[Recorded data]
_ _ _ _ _
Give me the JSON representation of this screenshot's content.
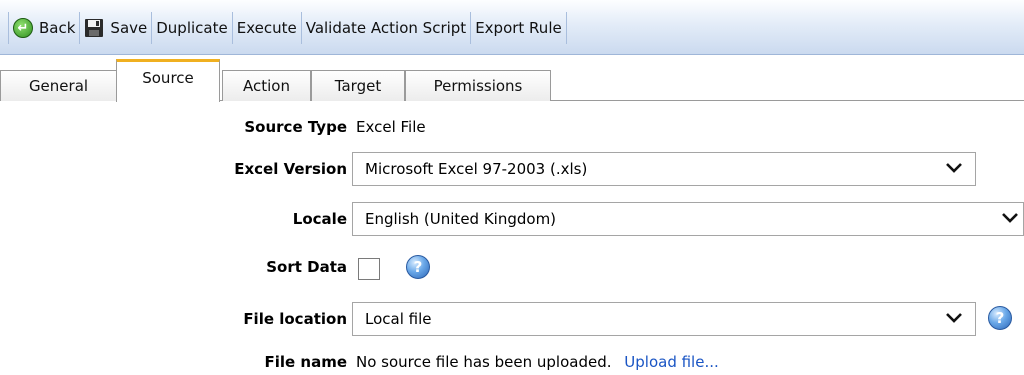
{
  "toolbar": {
    "buttons": [
      {
        "label": "Back",
        "icon": "back-arrow-icon"
      },
      {
        "label": "Save",
        "icon": "floppy-disk-icon"
      },
      {
        "label": "Duplicate"
      },
      {
        "label": "Execute"
      },
      {
        "label": "Validate Action Script"
      },
      {
        "label": "Export Rule"
      }
    ]
  },
  "tabs": [
    {
      "label": "General",
      "active": false
    },
    {
      "label": "Source",
      "active": true
    },
    {
      "label": "Action",
      "active": false
    },
    {
      "label": "Target",
      "active": false
    },
    {
      "label": "Permissions",
      "active": false
    }
  ],
  "form": {
    "source_type": {
      "label": "Source Type",
      "value": "Excel File"
    },
    "excel_version": {
      "label": "Excel Version",
      "value": "Microsoft Excel 97-2003 (.xls)"
    },
    "locale": {
      "label": "Locale",
      "value": "English (United Kingdom)"
    },
    "sort_data": {
      "label": "Sort Data",
      "checked": false,
      "help_icon": "help-icon"
    },
    "file_location": {
      "label": "File location",
      "value": "Local file",
      "help_icon": "help-icon"
    },
    "file_name": {
      "label": "File name",
      "value": "No source file has been uploaded.",
      "link": "Upload file..."
    }
  },
  "colors": {
    "toolbar_top": "#fdfeff",
    "toolbar_bottom": "#cbdaef",
    "active_tab_accent": "#f0b020",
    "link": "#1a55c4"
  }
}
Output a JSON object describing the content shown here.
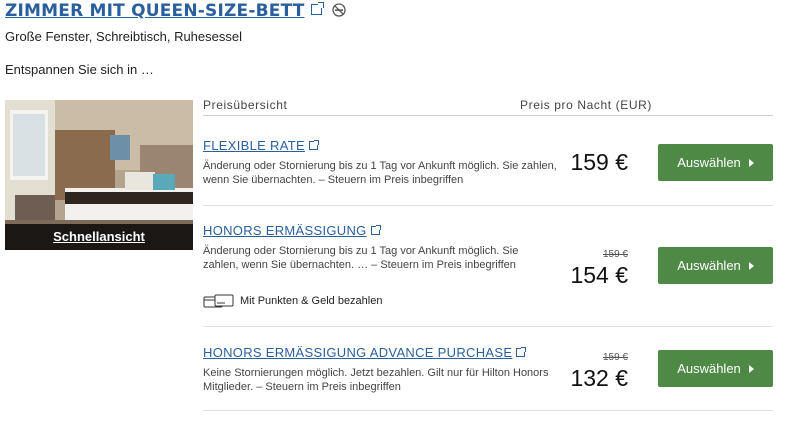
{
  "room": {
    "title": "ZIMMER MIT QUEEN-SIZE-BETT",
    "description": "Große Fenster, Schreibtisch, Ruhesessel",
    "relax_text": "Entspannen Sie sich in …",
    "quick_view_label": "Schnellansicht"
  },
  "table_header": {
    "rate_overview": "Preisübersicht",
    "price_per_night": "Preis pro Nacht (EUR)"
  },
  "rates": [
    {
      "name": "FLEXIBLE RATE",
      "description": "Änderung oder Stornierung bis zu 1 Tag vor Ankunft möglich. Sie zahlen, wenn Sie übernachten. – Steuern im Preis inbegriffen",
      "old_price": "",
      "price": "159 €",
      "button": "Auswählen"
    },
    {
      "name": "HONORS ERMÄSSIGUNG",
      "description": "Änderung oder Stornierung bis zu 1 Tag vor Ankunft möglich. Sie zahlen, wenn Sie übernachten. … – Steuern im Preis inbegriffen",
      "old_price": "159 €",
      "price": "154 €",
      "button": "Auswählen",
      "points_label": "Mit Punkten & Geld bezahlen"
    },
    {
      "name": "HONORS ERMÄSSIGUNG ADVANCE PURCHASE",
      "description": "Keine Stornierungen möglich. Jetzt bezahlen. Gilt nur für Hilton Honors Mitglieder. – Steuern im Preis inbegriffen",
      "old_price": "159 €",
      "price": "132 €",
      "button": "Auswählen"
    }
  ],
  "colors": {
    "link": "#2a5f9e",
    "button": "#4e8a46"
  },
  "icons": {
    "external": "external-link-icon",
    "no_smoking": "no-smoking-icon",
    "points": "points-money-icon",
    "arrow": "arrow-right-icon"
  }
}
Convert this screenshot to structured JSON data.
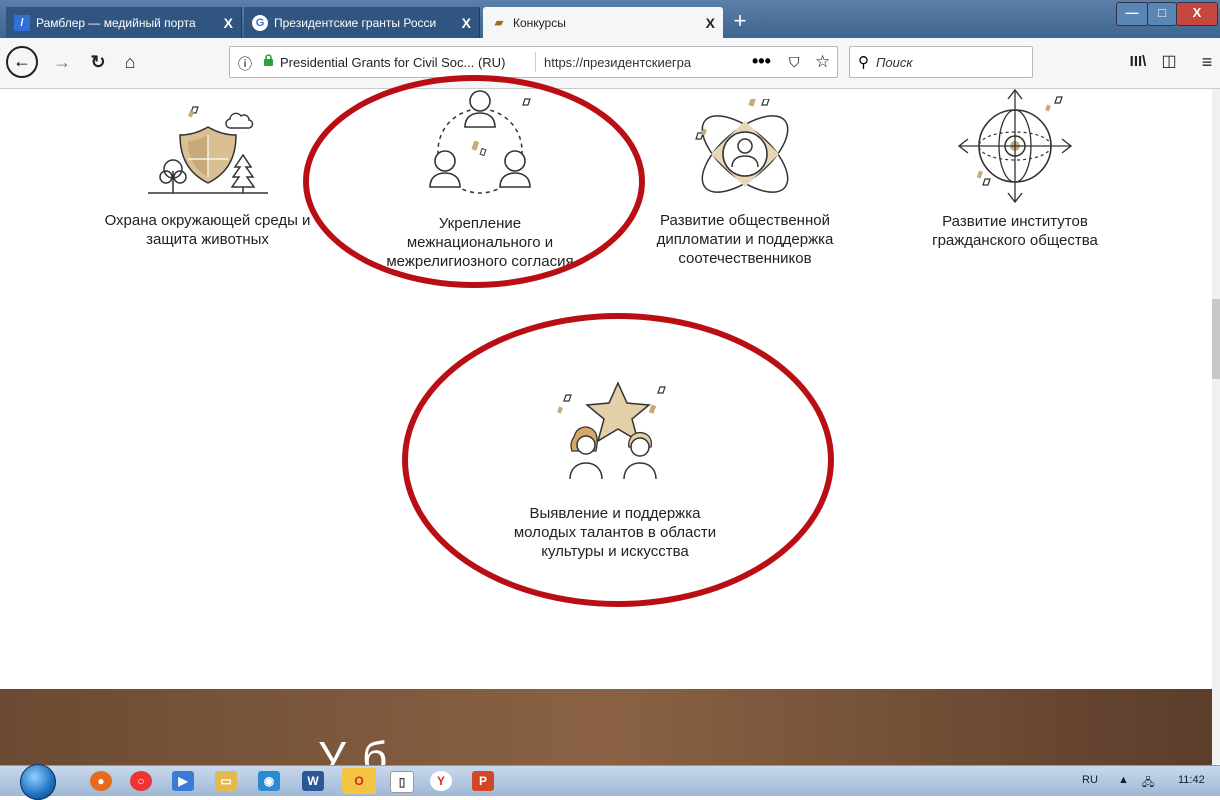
_ _ _ _ _
## REQUIREMENT:
Reproduce the data word for word, excluding its pictures.

## EXERCISE RESULT:
Give me the JSON representation of this screenshot's content.
{
  "toolbar": {
    "buttons": [
      {
        "label": "Back",
        "icon": "back-arrow-icon"
      },
      {
        "label": "Save",
        "icon": "floppy-disk-icon"
      },
      {
        "label": "Duplicate"
      },
      {
        "label": "Execute"
      },
      {
        "label": "Validate Action Script"
      },
      {
        "label": "Export Rule"
      }
    ]
  },
  "tabs": [
    {
      "label": "General",
      "active": false
    },
    {
      "label": "Source",
      "active": true
    },
    {
      "label": "Action",
      "active": false
    },
    {
      "label": "Target",
      "active": false
    },
    {
      "label": "Permissions",
      "active": false
    }
  ],
  "form": {
    "source_type": {
      "label": "Source Type",
      "value": "Excel File"
    },
    "excel_version": {
      "label": "Excel Version",
      "value": "Microsoft Excel 97-2003 (.xls)"
    },
    "locale": {
      "label": "Locale",
      "value": "English (United Kingdom)"
    },
    "sort_data": {
      "label": "Sort Data",
      "checked": false,
      "help_icon": "help-icon"
    },
    "file_location": {
      "label": "File location",
      "value": "Local file",
      "help_icon": "help-icon"
    },
    "file_name": {
      "label": "File name",
      "value": "No source file has been uploaded.",
      "link": "Upload file..."
    }
  },
  "colors": {
    "toolbar_top": "#fdfeff",
    "toolbar_bottom": "#cbdaef",
    "active_tab_accent": "#f0b020",
    "link": "#1a55c4"
  }
}
Output a JSON object describing the content shown here.
{
  "room": {
    "title": "ZIMMER MIT QUEEN-SIZE-BETT",
    "description": "Große Fenster, Schreibtisch, Ruhesessel",
    "relax_text": "Entspannen Sie sich in …",
    "quick_view_label": "Schnellansicht"
  },
  "table_header": {
    "rate_overview": "Preisübersicht",
    "price_per_night": "Preis pro Nacht (EUR)"
  },
  "rates": [
    {
      "name": "FLEXIBLE RATE",
      "description": "Änderung oder Stornierung bis zu 1 Tag vor Ankunft möglich. Sie zahlen, wenn Sie übernachten. – Steuern im Preis inbegriffen",
      "old_price": "",
      "price": "159 €",
      "button": "Auswählen"
    },
    {
      "name": "HONORS ERMÄSSIGUNG",
      "description": "Änderung oder Stornierung bis zu 1 Tag vor Ankunft möglich. Sie zahlen, wenn Sie übernachten. … – Steuern im Preis inbegriffen",
      "old_price": "159 €",
      "price": "154 €",
      "button": "Auswählen",
      "points_label": "Mit Punkten & Geld bezahlen"
    },
    {
      "name": "HONORS ERMÄSSIGUNG ADVANCE PURCHASE",
      "description": "Keine Stornierungen möglich. Jetzt bezahlen. Gilt nur für Hilton Honors Mitglieder. – Steuern im Preis inbegriffen",
      "old_price": "159 €",
      "price": "132 €",
      "button": "Auswählen"
    }
  ],
  "colors": {
    "link": "#2a5f9e",
    "button": "#4e8a46"
  },
  "icons": {
    "external": "external-link-icon",
    "no_smoking": "no-smoking-icon",
    "points": "points-money-icon",
    "arrow": "arrow-right-icon"
  }
}
Convert this screenshot to structured JSON data.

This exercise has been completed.